Repeat the data verbatim.

▸ **Dataset excerpts**:
┌────────

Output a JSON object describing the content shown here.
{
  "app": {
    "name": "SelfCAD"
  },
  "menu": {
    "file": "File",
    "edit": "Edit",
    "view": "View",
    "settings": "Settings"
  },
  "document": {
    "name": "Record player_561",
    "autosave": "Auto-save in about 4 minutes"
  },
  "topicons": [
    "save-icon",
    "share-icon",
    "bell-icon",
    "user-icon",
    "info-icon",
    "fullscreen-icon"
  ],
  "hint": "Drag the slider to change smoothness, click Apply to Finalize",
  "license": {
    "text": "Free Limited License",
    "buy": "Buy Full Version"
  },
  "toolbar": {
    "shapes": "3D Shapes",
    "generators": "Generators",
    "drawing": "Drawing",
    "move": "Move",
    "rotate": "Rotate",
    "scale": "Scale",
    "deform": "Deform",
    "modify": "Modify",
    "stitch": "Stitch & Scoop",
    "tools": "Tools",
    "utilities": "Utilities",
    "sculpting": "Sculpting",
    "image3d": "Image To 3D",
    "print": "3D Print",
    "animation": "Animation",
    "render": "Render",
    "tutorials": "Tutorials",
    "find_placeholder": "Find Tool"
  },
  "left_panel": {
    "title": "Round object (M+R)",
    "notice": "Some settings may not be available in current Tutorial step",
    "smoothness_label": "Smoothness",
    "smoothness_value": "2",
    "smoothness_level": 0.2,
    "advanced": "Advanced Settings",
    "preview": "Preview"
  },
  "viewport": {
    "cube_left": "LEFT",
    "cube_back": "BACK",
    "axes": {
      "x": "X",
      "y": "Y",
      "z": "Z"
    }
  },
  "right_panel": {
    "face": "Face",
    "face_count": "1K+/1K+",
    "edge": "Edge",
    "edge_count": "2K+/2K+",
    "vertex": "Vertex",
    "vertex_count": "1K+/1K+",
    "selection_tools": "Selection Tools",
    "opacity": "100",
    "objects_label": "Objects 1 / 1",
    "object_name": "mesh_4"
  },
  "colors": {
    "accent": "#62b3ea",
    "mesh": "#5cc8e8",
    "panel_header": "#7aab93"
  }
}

└────────

▸ **The answer**:
Output a JSON object describing the content shown here.
{
  "app": {
    "name": "SelfCAD"
  },
  "menu": {
    "file": "File",
    "edit": "Edit",
    "view": "View",
    "settings": "Settings"
  },
  "document": {
    "name": "Record player_561",
    "autosave": "Auto-save in about 4 minutes"
  },
  "topicons": [
    "save-icon",
    "share-icon",
    "bell-icon",
    "user-icon",
    "info-icon",
    "fullscreen-icon"
  ],
  "hint": "Drag the slider to change smoothness, click Apply to Finalize",
  "license": {
    "text": "Free Limited License",
    "buy": "Buy Full Version"
  },
  "toolbar": {
    "shapes": "3D Shapes",
    "generators": "Generators",
    "drawing": "Drawing",
    "move": "Move",
    "rotate": "Rotate",
    "scale": "Scale",
    "deform": "Deform",
    "modify": "Modify",
    "stitch": "Stitch & Scoop",
    "tools": "Tools",
    "utilities": "Utilities",
    "sculpting": "Sculpting",
    "image3d": "Image To 3D",
    "print": "3D Print",
    "animation": "Animation",
    "render": "Render",
    "tutorials": "Tutorials",
    "find_placeholder": "Find Tool"
  },
  "left_panel": {
    "title": "Round object (M+R)",
    "notice": "Some settings may not be available in current Tutorial step",
    "smoothness_label": "Smoothness",
    "smoothness_value": "2",
    "smoothness_level": 0.2,
    "advanced": "Advanced Settings",
    "preview": "Preview"
  },
  "viewport": {
    "cube_left": "LEFT",
    "cube_back": "BACK",
    "axes": {
      "x": "X",
      "y": "Y",
      "z": "Z"
    }
  },
  "right_panel": {
    "face": "Face",
    "face_count": "1K+/1K+",
    "edge": "Edge",
    "edge_count": "2K+/2K+",
    "vertex": "Vertex",
    "vertex_count": "1K+/1K+",
    "selection_tools": "Selection Tools",
    "opacity": "100",
    "objects_label": "Objects 1 / 1",
    "object_name": "mesh_4"
  },
  "colors": {
    "accent": "#62b3ea",
    "mesh": "#5cc8e8",
    "panel_header": "#7aab93"
  }
}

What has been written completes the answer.